> _WHAT IS NEEDED_
Write out the listing in full, matching it word for word.
>> start EXTRACTED RECORDS
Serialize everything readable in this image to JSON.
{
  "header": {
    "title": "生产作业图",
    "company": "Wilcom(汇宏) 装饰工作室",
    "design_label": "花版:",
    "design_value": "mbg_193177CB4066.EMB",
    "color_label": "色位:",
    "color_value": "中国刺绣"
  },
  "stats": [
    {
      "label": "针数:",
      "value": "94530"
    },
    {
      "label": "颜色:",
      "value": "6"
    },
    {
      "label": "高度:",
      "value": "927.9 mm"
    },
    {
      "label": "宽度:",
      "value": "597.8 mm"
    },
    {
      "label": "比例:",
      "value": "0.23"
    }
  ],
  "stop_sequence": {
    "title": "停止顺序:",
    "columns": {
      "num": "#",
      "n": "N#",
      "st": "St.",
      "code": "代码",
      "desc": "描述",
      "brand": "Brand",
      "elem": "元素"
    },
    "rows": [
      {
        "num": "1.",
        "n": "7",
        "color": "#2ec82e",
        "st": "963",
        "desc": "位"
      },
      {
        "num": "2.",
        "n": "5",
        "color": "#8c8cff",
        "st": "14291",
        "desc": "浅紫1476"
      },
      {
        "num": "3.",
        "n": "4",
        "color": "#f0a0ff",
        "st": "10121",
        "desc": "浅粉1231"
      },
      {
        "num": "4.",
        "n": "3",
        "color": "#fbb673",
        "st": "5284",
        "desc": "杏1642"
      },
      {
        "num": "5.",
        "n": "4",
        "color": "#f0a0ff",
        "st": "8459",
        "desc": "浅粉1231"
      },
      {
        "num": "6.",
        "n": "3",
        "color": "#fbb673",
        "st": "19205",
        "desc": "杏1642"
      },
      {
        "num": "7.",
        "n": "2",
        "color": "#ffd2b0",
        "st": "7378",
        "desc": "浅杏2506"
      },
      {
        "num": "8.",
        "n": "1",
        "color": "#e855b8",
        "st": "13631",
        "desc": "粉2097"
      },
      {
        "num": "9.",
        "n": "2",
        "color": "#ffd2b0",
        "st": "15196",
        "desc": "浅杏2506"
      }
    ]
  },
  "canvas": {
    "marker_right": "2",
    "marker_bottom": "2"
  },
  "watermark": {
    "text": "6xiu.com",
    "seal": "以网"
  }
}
>> end EXTRACTED RECORDS
> _THE REPLY_
Serialize everything readable in this image to JSON.
{
  "header": {
    "title": "生产作业图",
    "company": "Wilcom(汇宏) 装饰工作室",
    "design_label": "花版:",
    "design_value": "mbg_193177CB4066.EMB",
    "color_label": "色位:",
    "color_value": "中国刺绣"
  },
  "stats": [
    {
      "label": "针数:",
      "value": "94530"
    },
    {
      "label": "颜色:",
      "value": "6"
    },
    {
      "label": "高度:",
      "value": "927.9 mm"
    },
    {
      "label": "宽度:",
      "value": "597.8 mm"
    },
    {
      "label": "比例:",
      "value": "0.23"
    }
  ],
  "stop_sequence": {
    "title": "停止顺序:",
    "columns": {
      "num": "#",
      "n": "N#",
      "st": "St.",
      "code": "代码",
      "desc": "描述",
      "brand": "Brand",
      "elem": "元素"
    },
    "rows": [
      {
        "num": "1.",
        "n": "7",
        "color": "#2ec82e",
        "st": "963",
        "desc": "位"
      },
      {
        "num": "2.",
        "n": "5",
        "color": "#8c8cff",
        "st": "14291",
        "desc": "浅紫1476"
      },
      {
        "num": "3.",
        "n": "4",
        "color": "#f0a0ff",
        "st": "10121",
        "desc": "浅粉1231"
      },
      {
        "num": "4.",
        "n": "3",
        "color": "#fbb673",
        "st": "5284",
        "desc": "杏1642"
      },
      {
        "num": "5.",
        "n": "4",
        "color": "#f0a0ff",
        "st": "8459",
        "desc": "浅粉1231"
      },
      {
        "num": "6.",
        "n": "3",
        "color": "#fbb673",
        "st": "19205",
        "desc": "杏1642"
      },
      {
        "num": "7.",
        "n": "2",
        "color": "#ffd2b0",
        "st": "7378",
        "desc": "浅杏2506"
      },
      {
        "num": "8.",
        "n": "1",
        "color": "#e855b8",
        "st": "13631",
        "desc": "粉2097"
      },
      {
        "num": "9.",
        "n": "2",
        "color": "#ffd2b0",
        "st": "15196",
        "desc": "浅杏2506"
      }
    ]
  },
  "canvas": {
    "marker_right": "2",
    "marker_bottom": "2"
  },
  "watermark": {
    "text": "6xiu.com",
    "seal": "以网"
  }
}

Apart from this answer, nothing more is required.